Work to do => Give back the records below exactly, every one, with no pictures.

Material provided =>
==========
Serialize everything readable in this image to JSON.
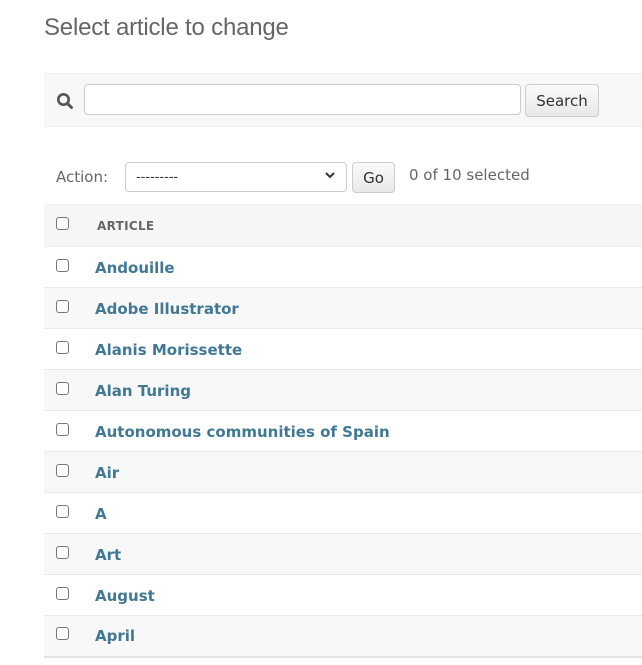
{
  "page": {
    "title": "Select article to change"
  },
  "search": {
    "icon": "search-icon",
    "value": "",
    "placeholder": "",
    "button_label": "Search"
  },
  "actions": {
    "label": "Action:",
    "selected_option": "---------",
    "go_label": "Go",
    "selection_counter": "0 of 10 selected"
  },
  "table": {
    "columns": [
      {
        "label": ""
      },
      {
        "label": "ARTICLE"
      }
    ],
    "rows": [
      {
        "title": "Andouille"
      },
      {
        "title": "Adobe Illustrator"
      },
      {
        "title": "Alanis Morissette"
      },
      {
        "title": "Alan Turing"
      },
      {
        "title": "Autonomous communities of Spain"
      },
      {
        "title": "Air"
      },
      {
        "title": "A"
      },
      {
        "title": "Art"
      },
      {
        "title": "August"
      },
      {
        "title": "April"
      }
    ]
  },
  "colors": {
    "link": "#417893",
    "header_bg": "#f6f6f6",
    "stripe_bg": "#f8f8f8"
  }
}
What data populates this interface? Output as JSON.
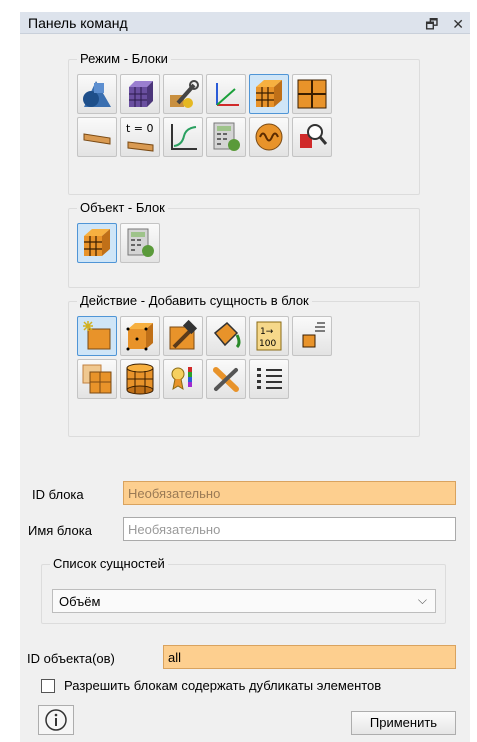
{
  "window": {
    "title": "Панель команд",
    "float_icon": "restore-icon",
    "close_icon": "close-icon"
  },
  "groups": {
    "mode": "Режим - Блоки",
    "object": "Объект - Блок",
    "action": "Действие - Добавить сущность в блок"
  },
  "mode_buttons": [
    "geometry-icon",
    "mesh-icon",
    "tools-icon",
    "coordinate-axes-icon",
    "block-icon",
    "partition-grid-icon",
    "bar-icon",
    "time-zero-icon",
    "plot-curve-icon",
    "calculator-settings-icon",
    "wave-function-icon",
    "zoom-inspect-icon"
  ],
  "mode_texts": {
    "t0": "t = 0"
  },
  "object_buttons": [
    "block-icon",
    "calculator-settings-icon"
  ],
  "action_buttons": [
    "add-entity-icon",
    "node-block-icon",
    "hammer-icon",
    "paint-bucket-icon",
    "renumber-icon",
    "small-block-list-icon",
    "split-block-icon",
    "cylinder-block-icon",
    "ribbon-legend-icon",
    "delete-icon",
    "list-icon"
  ],
  "action_texts": {
    "renumber_top": "1→",
    "renumber_bottom": "100"
  },
  "form": {
    "block_id_label": "ID блока",
    "block_id_placeholder": "Необязательно",
    "block_name_label": "Имя блока",
    "block_name_placeholder": "Необязательно",
    "entity_list_title": "Список сущностей",
    "entity_type": "Объём",
    "object_ids_label": "ID объекта(ов)",
    "object_ids_value": "all",
    "allow_duplicates_label": "Разрешить блокам содержать дубликаты элементов",
    "allow_duplicates_checked": false,
    "apply_label": "Применить",
    "info_icon": "info-icon"
  },
  "colors": {
    "required_field": "#fdcf8f",
    "active_button": "#cfe5f7",
    "accent": "#4f95d6"
  }
}
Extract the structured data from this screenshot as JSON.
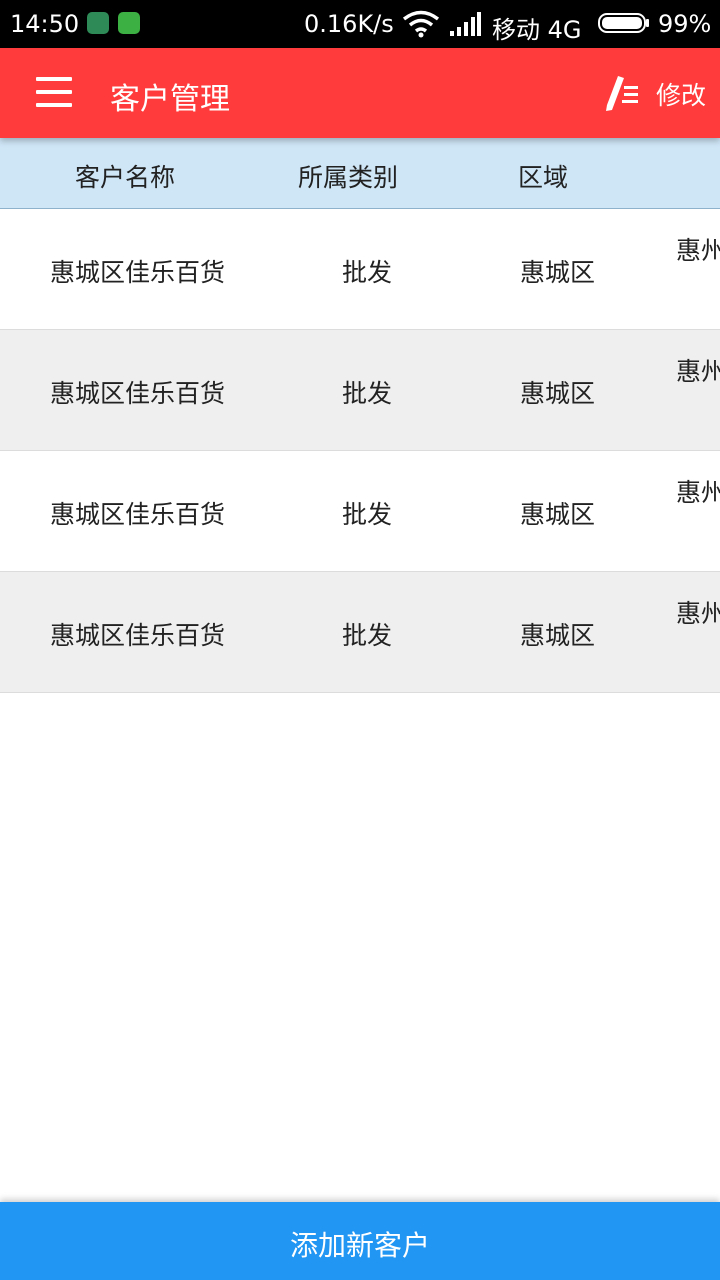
{
  "status_bar": {
    "time": "14:50",
    "speed": "0.16K/s",
    "carrier": "移动 4G",
    "battery": "99%",
    "icons": [
      "shield-icon",
      "message-icon",
      "wifi-icon",
      "signal-icon",
      "battery-icon"
    ]
  },
  "toolbar": {
    "title": "客户管理",
    "edit_label": "修改",
    "color": "#ff3b3b"
  },
  "table": {
    "headers": [
      "客户名称",
      "所属类别",
      "区域"
    ],
    "header_bg": "#cfe6f7",
    "rows": [
      {
        "name": "惠城区佳乐百货",
        "category": "批发",
        "region": "惠城区",
        "address": "惠州"
      },
      {
        "name": "惠城区佳乐百货",
        "category": "批发",
        "region": "惠城区",
        "address": "惠州"
      },
      {
        "name": "惠城区佳乐百货",
        "category": "批发",
        "region": "惠城区",
        "address": "惠州"
      },
      {
        "name": "惠城区佳乐百货",
        "category": "批发",
        "region": "惠城区",
        "address": "惠州"
      }
    ]
  },
  "footer": {
    "add_label": "添加新客户",
    "color": "#2196f3"
  }
}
==========
Response to this exercise =>
Serialize everything readable in this image to JSON.
{
  "page": {
    "title": "Select article to change"
  },
  "search": {
    "icon": "search-icon",
    "value": "",
    "placeholder": "",
    "button_label": "Search"
  },
  "actions": {
    "label": "Action:",
    "selected_option": "---------",
    "go_label": "Go",
    "selection_counter": "0 of 10 selected"
  },
  "table": {
    "columns": [
      {
        "label": ""
      },
      {
        "label": "ARTICLE"
      }
    ],
    "rows": [
      {
        "title": "Andouille"
      },
      {
        "title": "Adobe Illustrator"
      },
      {
        "title": "Alanis Morissette"
      },
      {
        "title": "Alan Turing"
      },
      {
        "title": "Autonomous communities of Spain"
      },
      {
        "title": "Air"
      },
      {
        "title": "A"
      },
      {
        "title": "Art"
      },
      {
        "title": "August"
      },
      {
        "title": "April"
      }
    ]
  },
  "colors": {
    "link": "#417893",
    "header_bg": "#f6f6f6",
    "stripe_bg": "#f8f8f8"
  }
}
What data populates this interface? Output as JSON.
{
  "window": {
    "title": "Панель команд",
    "float_icon": "restore-icon",
    "close_icon": "close-icon"
  },
  "groups": {
    "mode": "Режим - Блоки",
    "object": "Объект - Блок",
    "action": "Действие - Добавить сущность в блок"
  },
  "mode_buttons": [
    "geometry-icon",
    "mesh-icon",
    "tools-icon",
    "coordinate-axes-icon",
    "block-icon",
    "partition-grid-icon",
    "bar-icon",
    "time-zero-icon",
    "plot-curve-icon",
    "calculator-settings-icon",
    "wave-function-icon",
    "zoom-inspect-icon"
  ],
  "mode_texts": {
    "t0": "t = 0"
  },
  "object_buttons": [
    "block-icon",
    "calculator-settings-icon"
  ],
  "action_buttons": [
    "add-entity-icon",
    "node-block-icon",
    "hammer-icon",
    "paint-bucket-icon",
    "renumber-icon",
    "small-block-list-icon",
    "split-block-icon",
    "cylinder-block-icon",
    "ribbon-legend-icon",
    "delete-icon",
    "list-icon"
  ],
  "action_texts": {
    "renumber_top": "1→",
    "renumber_bottom": "100"
  },
  "form": {
    "block_id_label": "ID блока",
    "block_id_placeholder": "Необязательно",
    "block_name_label": "Имя блока",
    "block_name_placeholder": "Необязательно",
    "entity_list_title": "Список сущностей",
    "entity_type": "Объём",
    "object_ids_label": "ID объекта(ов)",
    "object_ids_value": "all",
    "allow_duplicates_label": "Разрешить блокам содержать дубликаты элементов",
    "allow_duplicates_checked": false,
    "apply_label": "Применить",
    "info_icon": "info-icon"
  },
  "colors": {
    "required_field": "#fdcf8f",
    "active_button": "#cfe5f7",
    "accent": "#4f95d6"
  }
}
Extract the structured data from this screenshot as JSON.
{
  "status_bar": {
    "time": "14:50",
    "speed": "0.16K/s",
    "carrier": "移动 4G",
    "battery": "99%",
    "icons": [
      "shield-icon",
      "message-icon",
      "wifi-icon",
      "signal-icon",
      "battery-icon"
    ]
  },
  "toolbar": {
    "title": "客户管理",
    "edit_label": "修改",
    "color": "#ff3b3b"
  },
  "table": {
    "headers": [
      "客户名称",
      "所属类别",
      "区域"
    ],
    "header_bg": "#cfe6f7",
    "rows": [
      {
        "name": "惠城区佳乐百货",
        "category": "批发",
        "region": "惠城区",
        "address": "惠州"
      },
      {
        "name": "惠城区佳乐百货",
        "category": "批发",
        "region": "惠城区",
        "address": "惠州"
      },
      {
        "name": "惠城区佳乐百货",
        "category": "批发",
        "region": "惠城区",
        "address": "惠州"
      },
      {
        "name": "惠城区佳乐百货",
        "category": "批发",
        "region": "惠城区",
        "address": "惠州"
      }
    ]
  },
  "footer": {
    "add_label": "添加新客户",
    "color": "#2196f3"
  }
}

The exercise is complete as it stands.